**Task description**.
Write out the listing beneath this instruction in its entirety, exactly as it reads.

**Supplied records**.
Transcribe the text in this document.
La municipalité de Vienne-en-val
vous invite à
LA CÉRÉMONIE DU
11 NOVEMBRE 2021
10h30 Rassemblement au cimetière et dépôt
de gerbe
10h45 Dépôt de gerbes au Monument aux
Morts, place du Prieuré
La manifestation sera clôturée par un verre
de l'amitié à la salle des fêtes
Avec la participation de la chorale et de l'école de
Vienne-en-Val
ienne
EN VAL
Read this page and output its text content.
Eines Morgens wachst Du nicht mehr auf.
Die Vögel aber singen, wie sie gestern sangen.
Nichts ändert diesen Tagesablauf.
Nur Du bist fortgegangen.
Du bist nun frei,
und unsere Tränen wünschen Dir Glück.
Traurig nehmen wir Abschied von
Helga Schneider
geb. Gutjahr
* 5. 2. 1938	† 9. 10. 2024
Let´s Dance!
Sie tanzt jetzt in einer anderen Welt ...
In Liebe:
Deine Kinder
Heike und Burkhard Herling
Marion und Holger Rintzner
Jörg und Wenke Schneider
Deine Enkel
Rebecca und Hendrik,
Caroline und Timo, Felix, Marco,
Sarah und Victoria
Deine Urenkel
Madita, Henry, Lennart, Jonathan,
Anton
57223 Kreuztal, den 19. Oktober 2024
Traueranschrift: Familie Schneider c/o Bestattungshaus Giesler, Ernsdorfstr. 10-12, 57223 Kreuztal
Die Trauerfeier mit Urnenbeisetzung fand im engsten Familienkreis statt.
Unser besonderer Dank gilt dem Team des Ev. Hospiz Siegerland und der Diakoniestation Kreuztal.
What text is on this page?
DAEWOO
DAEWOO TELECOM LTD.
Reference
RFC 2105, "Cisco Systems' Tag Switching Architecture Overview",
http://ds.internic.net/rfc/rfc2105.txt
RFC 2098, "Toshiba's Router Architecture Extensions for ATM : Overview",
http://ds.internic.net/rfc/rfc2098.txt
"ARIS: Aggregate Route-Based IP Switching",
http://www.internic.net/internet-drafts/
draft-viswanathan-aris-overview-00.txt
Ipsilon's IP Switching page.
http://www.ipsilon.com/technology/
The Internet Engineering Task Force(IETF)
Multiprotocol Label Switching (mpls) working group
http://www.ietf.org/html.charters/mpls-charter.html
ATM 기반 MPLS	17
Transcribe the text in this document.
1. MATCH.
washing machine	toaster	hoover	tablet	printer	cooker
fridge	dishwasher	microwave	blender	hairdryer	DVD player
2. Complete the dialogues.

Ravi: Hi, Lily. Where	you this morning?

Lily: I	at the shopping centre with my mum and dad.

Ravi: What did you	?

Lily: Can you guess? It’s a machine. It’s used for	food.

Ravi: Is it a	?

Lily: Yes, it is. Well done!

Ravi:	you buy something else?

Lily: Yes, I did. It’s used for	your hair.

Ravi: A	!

**Response for this exercise**.
Transcribe the text in this document.
La municipalité de Vienne-en-val
vous invite à
LA CÉRÉMONIE DU
11 NOVEMBRE 2021
10h30 Rassemblement au cimetière et dépôt
de gerbe
10h45 Dépôt de gerbes au Monument aux
Morts, place du Prieuré
La manifestation sera clôturée par un verre
de l'amitié à la salle des fêtes
Avec la participation de la chorale et de l'école de
Vienne-en-Val
ienne
EN VAL
Read this page and output its text content.
Eines Morgens wachst Du nicht mehr auf.
Die Vögel aber singen, wie sie gestern sangen.
Nichts ändert diesen Tagesablauf.
Nur Du bist fortgegangen.
Du bist nun frei,
und unsere Tränen wünschen Dir Glück.
Traurig nehmen wir Abschied von
Helga Schneider
geb. Gutjahr
* 5. 2. 1938	† 9. 10. 2024
Let´s Dance!
Sie tanzt jetzt in einer anderen Welt ...
In Liebe:
Deine Kinder
Heike und Burkhard Herling
Marion und Holger Rintzner
Jörg und Wenke Schneider
Deine Enkel
Rebecca und Hendrik,
Caroline und Timo, Felix, Marco,
Sarah und Victoria
Deine Urenkel
Madita, Henry, Lennart, Jonathan,
Anton
57223 Kreuztal, den 19. Oktober 2024
Traueranschrift: Familie Schneider c/o Bestattungshaus Giesler, Ernsdorfstr. 10-12, 57223 Kreuztal
Die Trauerfeier mit Urnenbeisetzung fand im engsten Familienkreis statt.
Unser besonderer Dank gilt dem Team des Ev. Hospiz Siegerland und der Diakoniestation Kreuztal.
What text is on this page?
DAEWOO
DAEWOO TELECOM LTD.
Reference
RFC 2105, "Cisco Systems' Tag Switching Architecture Overview",
http://ds.internic.net/rfc/rfc2105.txt
RFC 2098, "Toshiba's Router Architecture Extensions for ATM : Overview",
http://ds.internic.net/rfc/rfc2098.txt
"ARIS: Aggregate Route-Based IP Switching",
http://www.internic.net/internet-drafts/
draft-viswanathan-aris-overview-00.txt
Ipsilon's IP Switching page.
http://www.ipsilon.com/technology/
The Internet Engineering Task Force(IETF)
Multiprotocol Label Switching (mpls) working group
http://www.ietf.org/html.charters/mpls-charter.html
ATM 기반 MPLS	17
Transcribe the text in this document.
1. MATCH.
washing machine	toaster	hoover	tablet	printer	cooker
fridge	dishwasher	microwave	blender	hairdryer	DVD player
2. Complete the dialogues.

Ravi: Hi, Lily. Where	you this morning?

Lily: I	at the shopping centre with my mum and dad.

Ravi: What did you	?

Lily: Can you guess? It’s a machine. It’s used for	food.

Ravi: Is it a	?

Lily: Yes, it is. Well done!

Ravi:	you buy something else?

Lily: Yes, I did. It’s used for	your hair.

Ravi: A	!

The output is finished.